--- Passage for review Enclosed Below ---
As a Wellman Hill Grant recipient, I had the opportunity to intern with Genetic Alliance, an organization which advocates on issues related to genetic conditions and health policy. In my position as a policy intern at Genetic Alliance, I learned a great deal about how nonprofits operate in Washington, D.C.
During the first half of the summer, I organized Genetic Alliance’s annual advocacy Day on the Hill. I set up meetings with health legislative aides of nearly all the senators and many representatives and managed the logistics behind bringing over one hundred and fifty members of the genetics community to the Hill. Additionally, I worked with the policy team to determine the goals of our advocacy event and to create briefing materials on the issues for the Congressional offices and the doctors, researchers, patients, and advocates who would be participating. On the day of the event, I was a group leader; in this position, it was my duty to ensure that the meetings my group attended were focused and played to the strengths of each member. I coordinated the expertise of a genetic counselor and biotechnology company CEO to create a coherent message on issues ranging from the Genetic Information Nondiscrimination Act and newborn screening to health information technology and genetic testing oversight. My group and I visited the offices of numerous senators and representatives (including both Senators Brown and Voinovich) and were able to bring attention to issues relating to genetic illness. One of the most powerful lessons I learned from this event was that in America, government truly is accessible to the people. I saw grassroots advocacy in action and realized that it is the duty of citizens to express their concerns to representatives if they want change.
Following the Day on the Hill, much of my work focused on the issue of health information technology (HIT). Because Genetic Alliance had just begun to be involved with HIT, I was asked to do background research on Congress’s position on the issue. I wrote reports on the actions of various HIT-focused coalitions and made a recommendation as to which one Genetic Alliance ought to join. Through this process, I worked with the CEO of Genetic Alliance and gained valuable insight into the world of Washington politics; I did not realize how much of getting things done in D.C. is about knowing the right people. In the process of seeing Genetic Alliance’s CEO calculate the costs and benefits of following my recommendation, I saw how a political network is formed and maintained.
--- End of Enclosed Passage for review ---
--- Records Enclosed Below ---
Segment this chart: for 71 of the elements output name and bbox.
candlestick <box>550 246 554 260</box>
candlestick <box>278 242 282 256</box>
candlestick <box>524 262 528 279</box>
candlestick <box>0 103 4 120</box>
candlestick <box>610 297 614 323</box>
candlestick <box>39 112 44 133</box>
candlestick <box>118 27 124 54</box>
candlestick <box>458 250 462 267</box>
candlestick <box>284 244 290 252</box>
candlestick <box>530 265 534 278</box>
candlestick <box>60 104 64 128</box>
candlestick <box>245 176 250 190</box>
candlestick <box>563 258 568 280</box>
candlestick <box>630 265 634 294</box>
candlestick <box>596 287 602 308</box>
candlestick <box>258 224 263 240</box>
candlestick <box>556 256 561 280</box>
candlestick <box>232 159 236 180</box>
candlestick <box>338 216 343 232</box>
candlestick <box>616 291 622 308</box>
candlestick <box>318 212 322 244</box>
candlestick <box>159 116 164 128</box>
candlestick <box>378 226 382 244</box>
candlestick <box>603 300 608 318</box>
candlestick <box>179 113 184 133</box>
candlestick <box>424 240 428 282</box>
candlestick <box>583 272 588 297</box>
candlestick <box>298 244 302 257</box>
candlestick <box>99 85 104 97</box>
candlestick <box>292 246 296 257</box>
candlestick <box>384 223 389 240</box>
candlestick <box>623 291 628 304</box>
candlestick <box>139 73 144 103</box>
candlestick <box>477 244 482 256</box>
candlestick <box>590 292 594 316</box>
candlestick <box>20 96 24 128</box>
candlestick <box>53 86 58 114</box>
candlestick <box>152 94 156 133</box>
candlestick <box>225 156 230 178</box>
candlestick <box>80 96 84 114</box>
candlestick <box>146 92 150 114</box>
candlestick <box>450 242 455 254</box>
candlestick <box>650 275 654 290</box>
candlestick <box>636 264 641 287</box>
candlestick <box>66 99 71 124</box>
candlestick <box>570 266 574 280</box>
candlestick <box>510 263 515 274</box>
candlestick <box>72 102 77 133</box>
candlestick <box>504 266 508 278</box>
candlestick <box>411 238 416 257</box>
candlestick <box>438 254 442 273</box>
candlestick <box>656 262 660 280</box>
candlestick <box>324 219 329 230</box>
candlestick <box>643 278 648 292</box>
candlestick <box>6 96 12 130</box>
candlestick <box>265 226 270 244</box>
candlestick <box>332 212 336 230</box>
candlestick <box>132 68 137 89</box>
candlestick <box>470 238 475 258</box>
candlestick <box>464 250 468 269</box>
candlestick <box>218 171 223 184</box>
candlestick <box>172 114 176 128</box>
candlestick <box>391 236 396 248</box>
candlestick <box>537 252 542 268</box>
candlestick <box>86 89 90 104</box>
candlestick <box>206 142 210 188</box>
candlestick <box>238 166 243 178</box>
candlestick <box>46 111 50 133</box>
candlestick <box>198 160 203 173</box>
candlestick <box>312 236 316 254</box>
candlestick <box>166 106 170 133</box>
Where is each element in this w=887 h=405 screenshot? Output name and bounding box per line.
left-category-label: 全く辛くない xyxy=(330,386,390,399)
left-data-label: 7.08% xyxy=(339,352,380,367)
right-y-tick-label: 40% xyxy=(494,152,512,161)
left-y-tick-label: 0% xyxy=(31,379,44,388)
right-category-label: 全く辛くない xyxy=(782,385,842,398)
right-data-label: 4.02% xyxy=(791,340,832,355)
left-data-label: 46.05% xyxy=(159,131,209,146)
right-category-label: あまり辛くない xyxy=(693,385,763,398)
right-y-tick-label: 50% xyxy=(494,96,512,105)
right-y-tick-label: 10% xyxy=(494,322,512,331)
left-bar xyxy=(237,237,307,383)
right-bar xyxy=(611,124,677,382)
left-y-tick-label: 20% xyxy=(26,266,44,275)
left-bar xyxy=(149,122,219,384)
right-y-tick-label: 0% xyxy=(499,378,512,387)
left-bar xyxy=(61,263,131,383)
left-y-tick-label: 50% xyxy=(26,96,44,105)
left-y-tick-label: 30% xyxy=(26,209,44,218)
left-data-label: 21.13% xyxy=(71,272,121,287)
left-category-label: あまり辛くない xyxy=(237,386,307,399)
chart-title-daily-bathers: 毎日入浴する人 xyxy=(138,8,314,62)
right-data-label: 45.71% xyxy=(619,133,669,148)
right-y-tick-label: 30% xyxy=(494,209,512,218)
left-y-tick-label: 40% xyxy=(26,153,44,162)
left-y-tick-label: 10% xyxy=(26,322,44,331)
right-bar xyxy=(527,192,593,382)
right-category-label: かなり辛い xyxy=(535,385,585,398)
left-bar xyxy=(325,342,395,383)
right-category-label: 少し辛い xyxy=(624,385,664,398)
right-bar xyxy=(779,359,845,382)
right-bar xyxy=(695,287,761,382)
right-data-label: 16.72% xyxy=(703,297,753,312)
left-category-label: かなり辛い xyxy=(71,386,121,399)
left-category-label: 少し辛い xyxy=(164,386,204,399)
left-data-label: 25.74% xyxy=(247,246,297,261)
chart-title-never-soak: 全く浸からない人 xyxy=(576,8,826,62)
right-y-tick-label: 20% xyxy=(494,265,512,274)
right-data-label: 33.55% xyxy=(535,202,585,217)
--- End of Enclosed Records ---
*What you need to do:*
• A. The internship account names the issues on which the group built a message during the Day on the Hill. List every one.
• B. Extend the internship account past its last sentence.

*Outputs in order:*
• A.
- The Genetic Information Nondiscrimination Act
- Newborn screening
- Health information technology
- Genetic testing oversight

• B.
Beyond the internship, living in Washington, D.C. was a truly amazing experience. The cultural and intellectual opportunities are endless; I attended everything from an African drum circle in northeast DC to conferences on disparities in healthcare. I even tried Ethiopian food for the first time! Working at a nonprofit in a city like Washington exposed me to people who are genuinely passionate about their work and even if seeing such passion was all I gained, my summer in D.C. would have been worthwhile.
My internship experience has cemented my desire to work in health policy in the future. I am currently applying to MD/Masters in Public Health dual degree programs for the fall of 2009 and I will be completing an honors senior thesis on health policy this semester. Additionally, I plan to begin work with the Better Health Greater Cleveland initiative, an organization which seeks to improve the management of chronic disease in the Cleveland area. I was also offered a fellowship with Genetic Alliance to continue the work I did this summer. For this upcoming spring, I have applied to study political science with a focus on health policy at Cambridge University in England. As a Wellman Hill Grant recipient, I saw the effect policies have on ordinary Americans. Every person is touched by health policy and through my work in public health, I will positively impact the lives of people across the country.